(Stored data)
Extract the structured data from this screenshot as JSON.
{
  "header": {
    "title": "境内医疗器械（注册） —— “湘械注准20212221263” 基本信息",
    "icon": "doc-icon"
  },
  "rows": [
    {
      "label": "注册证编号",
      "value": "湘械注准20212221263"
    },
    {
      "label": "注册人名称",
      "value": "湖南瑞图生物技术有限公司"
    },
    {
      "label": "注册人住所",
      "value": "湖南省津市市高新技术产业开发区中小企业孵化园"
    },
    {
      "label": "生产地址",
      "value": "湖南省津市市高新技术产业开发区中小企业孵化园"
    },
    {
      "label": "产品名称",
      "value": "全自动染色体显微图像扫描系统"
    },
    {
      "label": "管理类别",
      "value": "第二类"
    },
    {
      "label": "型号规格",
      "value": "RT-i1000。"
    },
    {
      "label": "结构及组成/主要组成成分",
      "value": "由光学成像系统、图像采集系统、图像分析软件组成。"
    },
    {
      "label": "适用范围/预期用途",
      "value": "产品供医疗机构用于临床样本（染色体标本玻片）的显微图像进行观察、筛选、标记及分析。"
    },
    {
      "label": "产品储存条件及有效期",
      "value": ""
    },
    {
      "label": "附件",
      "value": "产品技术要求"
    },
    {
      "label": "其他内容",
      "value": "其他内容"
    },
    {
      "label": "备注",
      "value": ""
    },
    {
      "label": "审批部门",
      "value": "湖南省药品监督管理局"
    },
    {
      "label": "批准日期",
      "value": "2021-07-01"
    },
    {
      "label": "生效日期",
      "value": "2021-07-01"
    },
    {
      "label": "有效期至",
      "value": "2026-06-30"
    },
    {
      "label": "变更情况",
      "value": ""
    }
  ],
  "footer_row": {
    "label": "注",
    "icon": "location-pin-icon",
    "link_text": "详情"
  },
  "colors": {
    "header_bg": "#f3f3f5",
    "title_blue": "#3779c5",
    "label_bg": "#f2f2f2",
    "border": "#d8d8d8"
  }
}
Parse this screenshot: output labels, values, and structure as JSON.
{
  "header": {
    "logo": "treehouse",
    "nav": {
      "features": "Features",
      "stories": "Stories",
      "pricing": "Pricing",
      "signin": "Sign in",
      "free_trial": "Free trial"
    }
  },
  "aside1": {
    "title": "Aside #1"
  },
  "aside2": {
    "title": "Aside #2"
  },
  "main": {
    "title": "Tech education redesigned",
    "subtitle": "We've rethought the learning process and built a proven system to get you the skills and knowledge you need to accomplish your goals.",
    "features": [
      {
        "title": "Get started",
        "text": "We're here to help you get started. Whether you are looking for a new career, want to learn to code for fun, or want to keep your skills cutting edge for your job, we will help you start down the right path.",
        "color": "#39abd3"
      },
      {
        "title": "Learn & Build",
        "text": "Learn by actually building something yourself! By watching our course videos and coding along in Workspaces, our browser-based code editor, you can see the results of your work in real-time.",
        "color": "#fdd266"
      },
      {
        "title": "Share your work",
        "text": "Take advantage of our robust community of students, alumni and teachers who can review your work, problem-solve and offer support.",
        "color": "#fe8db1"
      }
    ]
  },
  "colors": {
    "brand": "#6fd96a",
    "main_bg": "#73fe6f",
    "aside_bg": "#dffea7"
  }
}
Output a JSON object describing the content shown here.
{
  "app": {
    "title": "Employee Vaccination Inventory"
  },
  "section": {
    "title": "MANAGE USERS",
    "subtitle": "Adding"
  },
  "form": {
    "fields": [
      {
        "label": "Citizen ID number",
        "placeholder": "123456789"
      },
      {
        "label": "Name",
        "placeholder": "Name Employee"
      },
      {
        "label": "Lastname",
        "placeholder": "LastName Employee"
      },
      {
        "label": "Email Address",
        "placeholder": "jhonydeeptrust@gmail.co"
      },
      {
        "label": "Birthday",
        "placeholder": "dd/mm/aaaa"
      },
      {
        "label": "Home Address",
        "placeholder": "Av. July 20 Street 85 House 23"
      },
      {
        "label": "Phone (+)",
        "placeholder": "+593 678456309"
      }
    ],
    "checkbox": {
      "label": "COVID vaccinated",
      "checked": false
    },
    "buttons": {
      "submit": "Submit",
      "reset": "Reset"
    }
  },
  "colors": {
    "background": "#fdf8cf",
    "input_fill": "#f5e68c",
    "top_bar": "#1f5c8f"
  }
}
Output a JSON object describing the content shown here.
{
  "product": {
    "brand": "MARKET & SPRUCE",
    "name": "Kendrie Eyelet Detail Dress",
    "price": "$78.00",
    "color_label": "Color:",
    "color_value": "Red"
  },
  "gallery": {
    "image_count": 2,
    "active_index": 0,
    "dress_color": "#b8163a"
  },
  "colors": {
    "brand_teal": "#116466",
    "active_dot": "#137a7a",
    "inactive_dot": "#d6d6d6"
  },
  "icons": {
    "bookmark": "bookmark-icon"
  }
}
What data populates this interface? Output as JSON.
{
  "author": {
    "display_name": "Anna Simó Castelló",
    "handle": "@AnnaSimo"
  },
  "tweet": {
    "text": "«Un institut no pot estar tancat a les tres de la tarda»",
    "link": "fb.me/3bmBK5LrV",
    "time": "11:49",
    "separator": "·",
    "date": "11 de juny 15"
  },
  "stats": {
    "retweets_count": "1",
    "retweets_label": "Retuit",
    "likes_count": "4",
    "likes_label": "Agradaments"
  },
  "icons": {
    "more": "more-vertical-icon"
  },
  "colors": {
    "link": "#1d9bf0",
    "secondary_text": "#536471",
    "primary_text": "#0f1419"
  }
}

EXERCISE REQUIREMENTS:
All of the data shown above must be copied exactly.

OUTPUT OF THE TASK:
Extract the structured data from this screenshot as JSON.
{
  "header": {
    "title": "境内医疗器械（注册） —— “湘械注准20212221263” 基本信息",
    "icon": "doc-icon"
  },
  "rows": [
    {
      "label": "注册证编号",
      "value": "湘械注准20212221263"
    },
    {
      "label": "注册人名称",
      "value": "湖南瑞图生物技术有限公司"
    },
    {
      "label": "注册人住所",
      "value": "湖南省津市市高新技术产业开发区中小企业孵化园"
    },
    {
      "label": "生产地址",
      "value": "湖南省津市市高新技术产业开发区中小企业孵化园"
    },
    {
      "label": "产品名称",
      "value": "全自动染色体显微图像扫描系统"
    },
    {
      "label": "管理类别",
      "value": "第二类"
    },
    {
      "label": "型号规格",
      "value": "RT-i1000。"
    },
    {
      "label": "结构及组成/主要组成成分",
      "value": "由光学成像系统、图像采集系统、图像分析软件组成。"
    },
    {
      "label": "适用范围/预期用途",
      "value": "产品供医疗机构用于临床样本（染色体标本玻片）的显微图像进行观察、筛选、标记及分析。"
    },
    {
      "label": "产品储存条件及有效期",
      "value": ""
    },
    {
      "label": "附件",
      "value": "产品技术要求"
    },
    {
      "label": "其他内容",
      "value": "其他内容"
    },
    {
      "label": "备注",
      "value": ""
    },
    {
      "label": "审批部门",
      "value": "湖南省药品监督管理局"
    },
    {
      "label": "批准日期",
      "value": "2021-07-01"
    },
    {
      "label": "生效日期",
      "value": "2021-07-01"
    },
    {
      "label": "有效期至",
      "value": "2026-06-30"
    },
    {
      "label": "变更情况",
      "value": ""
    }
  ],
  "footer_row": {
    "label": "注",
    "icon": "location-pin-icon",
    "link_text": "详情"
  },
  "colors": {
    "header_bg": "#f3f3f5",
    "title_blue": "#3779c5",
    "label_bg": "#f2f2f2",
    "border": "#d8d8d8"
  }
}
Parse this screenshot: output labels, values, and structure as JSON.
{
  "header": {
    "logo": "treehouse",
    "nav": {
      "features": "Features",
      "stories": "Stories",
      "pricing": "Pricing",
      "signin": "Sign in",
      "free_trial": "Free trial"
    }
  },
  "aside1": {
    "title": "Aside #1"
  },
  "aside2": {
    "title": "Aside #2"
  },
  "main": {
    "title": "Tech education redesigned",
    "subtitle": "We've rethought the learning process and built a proven system to get you the skills and knowledge you need to accomplish your goals.",
    "features": [
      {
        "title": "Get started",
        "text": "We're here to help you get started. Whether you are looking for a new career, want to learn to code for fun, or want to keep your skills cutting edge for your job, we will help you start down the right path.",
        "color": "#39abd3"
      },
      {
        "title": "Learn & Build",
        "text": "Learn by actually building something yourself! By watching our course videos and coding along in Workspaces, our browser-based code editor, you can see the results of your work in real-time.",
        "color": "#fdd266"
      },
      {
        "title": "Share your work",
        "text": "Take advantage of our robust community of students, alumni and teachers who can review your work, problem-solve and offer support.",
        "color": "#fe8db1"
      }
    ]
  },
  "colors": {
    "brand": "#6fd96a",
    "main_bg": "#73fe6f",
    "aside_bg": "#dffea7"
  }
}
Output a JSON object describing the content shown here.
{
  "app": {
    "title": "Employee Vaccination Inventory"
  },
  "section": {
    "title": "MANAGE USERS",
    "subtitle": "Adding"
  },
  "form": {
    "fields": [
      {
        "label": "Citizen ID number",
        "placeholder": "123456789"
      },
      {
        "label": "Name",
        "placeholder": "Name Employee"
      },
      {
        "label": "Lastname",
        "placeholder": "LastName Employee"
      },
      {
        "label": "Email Address",
        "placeholder": "jhonydeeptrust@gmail.co"
      },
      {
        "label": "Birthday",
        "placeholder": "dd/mm/aaaa"
      },
      {
        "label": "Home Address",
        "placeholder": "Av. July 20 Street 85 House 23"
      },
      {
        "label": "Phone (+)",
        "placeholder": "+593 678456309"
      }
    ],
    "checkbox": {
      "label": "COVID vaccinated",
      "checked": false
    },
    "buttons": {
      "submit": "Submit",
      "reset": "Reset"
    }
  },
  "colors": {
    "background": "#fdf8cf",
    "input_fill": "#f5e68c",
    "top_bar": "#1f5c8f"
  }
}
Output a JSON object describing the content shown here.
{
  "product": {
    "brand": "MARKET & SPRUCE",
    "name": "Kendrie Eyelet Detail Dress",
    "price": "$78.00",
    "color_label": "Color:",
    "color_value": "Red"
  },
  "gallery": {
    "image_count": 2,
    "active_index": 0,
    "dress_color": "#b8163a"
  },
  "colors": {
    "brand_teal": "#116466",
    "active_dot": "#137a7a",
    "inactive_dot": "#d6d6d6"
  },
  "icons": {
    "bookmark": "bookmark-icon"
  }
}
What data populates this interface? Output as JSON.
{
  "author": {
    "display_name": "Anna Simó Castelló",
    "handle": "@AnnaSimo"
  },
  "tweet": {
    "text": "«Un institut no pot estar tancat a les tres de la tarda»",
    "link": "fb.me/3bmBK5LrV",
    "time": "11:49",
    "separator": "·",
    "date": "11 de juny 15"
  },
  "stats": {
    "retweets_count": "1",
    "retweets_label": "Retuit",
    "likes_count": "4",
    "likes_label": "Agradaments"
  },
  "icons": {
    "more": "more-vertical-icon"
  },
  "colors": {
    "link": "#1d9bf0",
    "secondary_text": "#536471",
    "primary_text": "#0f1419"
  }
}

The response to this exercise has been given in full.